Objective >>
Gather all lines in the entries below that include the word "TLauncher".
◇ ◇ ◇
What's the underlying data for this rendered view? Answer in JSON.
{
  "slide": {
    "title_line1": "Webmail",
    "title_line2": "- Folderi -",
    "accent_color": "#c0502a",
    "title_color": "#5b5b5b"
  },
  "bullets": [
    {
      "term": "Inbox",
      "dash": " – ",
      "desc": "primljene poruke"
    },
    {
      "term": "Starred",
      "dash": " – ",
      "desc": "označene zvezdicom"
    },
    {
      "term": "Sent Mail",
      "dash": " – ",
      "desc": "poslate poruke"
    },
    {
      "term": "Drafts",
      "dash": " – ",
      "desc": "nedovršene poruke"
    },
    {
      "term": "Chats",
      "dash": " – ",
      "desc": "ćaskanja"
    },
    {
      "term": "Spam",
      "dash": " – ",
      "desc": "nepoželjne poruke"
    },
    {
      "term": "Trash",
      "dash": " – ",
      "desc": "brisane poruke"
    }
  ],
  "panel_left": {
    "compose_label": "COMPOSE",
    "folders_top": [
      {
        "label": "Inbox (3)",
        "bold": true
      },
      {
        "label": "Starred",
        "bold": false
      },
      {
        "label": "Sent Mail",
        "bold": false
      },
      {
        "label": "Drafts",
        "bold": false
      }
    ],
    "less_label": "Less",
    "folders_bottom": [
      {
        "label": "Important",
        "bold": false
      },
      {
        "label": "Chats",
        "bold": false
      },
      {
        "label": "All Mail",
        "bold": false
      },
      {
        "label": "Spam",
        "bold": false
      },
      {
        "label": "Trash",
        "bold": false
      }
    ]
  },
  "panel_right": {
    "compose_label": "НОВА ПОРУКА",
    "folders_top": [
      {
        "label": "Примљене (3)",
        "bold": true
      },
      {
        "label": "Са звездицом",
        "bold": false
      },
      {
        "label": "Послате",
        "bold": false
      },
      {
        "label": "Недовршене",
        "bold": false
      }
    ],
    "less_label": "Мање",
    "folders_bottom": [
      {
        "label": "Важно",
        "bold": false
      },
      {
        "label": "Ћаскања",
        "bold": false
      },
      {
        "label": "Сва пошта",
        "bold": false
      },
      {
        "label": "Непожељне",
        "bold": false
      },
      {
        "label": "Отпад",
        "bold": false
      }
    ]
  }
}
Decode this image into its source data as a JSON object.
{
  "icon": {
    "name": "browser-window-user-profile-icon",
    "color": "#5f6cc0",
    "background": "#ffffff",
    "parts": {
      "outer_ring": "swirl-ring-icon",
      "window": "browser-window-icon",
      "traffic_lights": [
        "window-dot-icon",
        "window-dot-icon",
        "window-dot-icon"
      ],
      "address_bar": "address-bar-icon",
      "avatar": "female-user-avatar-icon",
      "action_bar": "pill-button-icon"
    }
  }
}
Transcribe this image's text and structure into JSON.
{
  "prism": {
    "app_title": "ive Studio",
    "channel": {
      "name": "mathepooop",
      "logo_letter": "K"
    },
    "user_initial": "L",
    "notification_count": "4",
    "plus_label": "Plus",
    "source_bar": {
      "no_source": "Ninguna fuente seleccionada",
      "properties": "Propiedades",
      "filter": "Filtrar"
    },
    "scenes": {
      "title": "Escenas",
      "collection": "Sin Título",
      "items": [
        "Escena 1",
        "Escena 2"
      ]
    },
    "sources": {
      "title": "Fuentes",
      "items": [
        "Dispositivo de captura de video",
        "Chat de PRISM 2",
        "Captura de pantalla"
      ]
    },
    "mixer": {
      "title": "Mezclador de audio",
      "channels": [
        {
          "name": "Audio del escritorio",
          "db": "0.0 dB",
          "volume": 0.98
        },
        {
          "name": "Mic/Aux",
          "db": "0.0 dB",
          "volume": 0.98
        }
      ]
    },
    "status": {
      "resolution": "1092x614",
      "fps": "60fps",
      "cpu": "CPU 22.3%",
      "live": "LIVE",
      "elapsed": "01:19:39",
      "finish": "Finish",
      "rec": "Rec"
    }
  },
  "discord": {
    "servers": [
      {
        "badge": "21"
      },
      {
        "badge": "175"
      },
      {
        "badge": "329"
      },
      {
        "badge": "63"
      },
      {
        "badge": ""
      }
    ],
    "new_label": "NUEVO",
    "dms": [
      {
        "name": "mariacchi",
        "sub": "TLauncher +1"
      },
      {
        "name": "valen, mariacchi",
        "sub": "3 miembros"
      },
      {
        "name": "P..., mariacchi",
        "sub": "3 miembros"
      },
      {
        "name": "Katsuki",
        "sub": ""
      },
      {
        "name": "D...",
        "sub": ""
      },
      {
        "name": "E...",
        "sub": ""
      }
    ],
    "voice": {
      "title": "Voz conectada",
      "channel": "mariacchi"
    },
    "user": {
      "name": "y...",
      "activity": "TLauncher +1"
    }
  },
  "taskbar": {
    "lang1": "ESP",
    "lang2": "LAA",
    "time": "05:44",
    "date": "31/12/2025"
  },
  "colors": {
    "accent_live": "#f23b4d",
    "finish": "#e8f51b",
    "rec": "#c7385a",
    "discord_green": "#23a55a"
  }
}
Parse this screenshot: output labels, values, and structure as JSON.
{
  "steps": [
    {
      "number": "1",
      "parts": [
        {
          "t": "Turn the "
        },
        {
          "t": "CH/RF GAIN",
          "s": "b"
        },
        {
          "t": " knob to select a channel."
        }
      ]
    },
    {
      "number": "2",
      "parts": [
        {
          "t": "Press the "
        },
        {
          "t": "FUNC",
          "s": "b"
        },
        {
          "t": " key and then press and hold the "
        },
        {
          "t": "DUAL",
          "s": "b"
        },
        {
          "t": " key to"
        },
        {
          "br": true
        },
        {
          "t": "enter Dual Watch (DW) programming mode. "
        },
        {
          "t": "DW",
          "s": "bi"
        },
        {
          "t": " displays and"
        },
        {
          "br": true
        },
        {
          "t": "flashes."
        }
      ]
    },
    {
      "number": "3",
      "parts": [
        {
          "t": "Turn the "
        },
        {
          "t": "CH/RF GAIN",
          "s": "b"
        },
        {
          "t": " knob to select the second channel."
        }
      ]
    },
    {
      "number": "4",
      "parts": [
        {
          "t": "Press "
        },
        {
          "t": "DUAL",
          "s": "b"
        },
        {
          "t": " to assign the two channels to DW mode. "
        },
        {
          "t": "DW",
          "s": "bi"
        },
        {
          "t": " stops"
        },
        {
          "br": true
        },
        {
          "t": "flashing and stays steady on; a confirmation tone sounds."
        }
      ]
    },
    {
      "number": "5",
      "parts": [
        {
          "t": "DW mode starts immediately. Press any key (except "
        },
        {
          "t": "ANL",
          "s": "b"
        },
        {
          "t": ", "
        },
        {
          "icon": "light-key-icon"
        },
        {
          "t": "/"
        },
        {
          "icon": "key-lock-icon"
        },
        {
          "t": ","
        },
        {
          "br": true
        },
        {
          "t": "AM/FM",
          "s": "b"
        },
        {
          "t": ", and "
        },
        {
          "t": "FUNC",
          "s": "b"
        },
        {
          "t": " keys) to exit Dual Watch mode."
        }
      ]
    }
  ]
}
◇ ◇ ◇
Exercise solution >>
        "sub": "TLauncher +1"
      "activity": "TLauncher +1"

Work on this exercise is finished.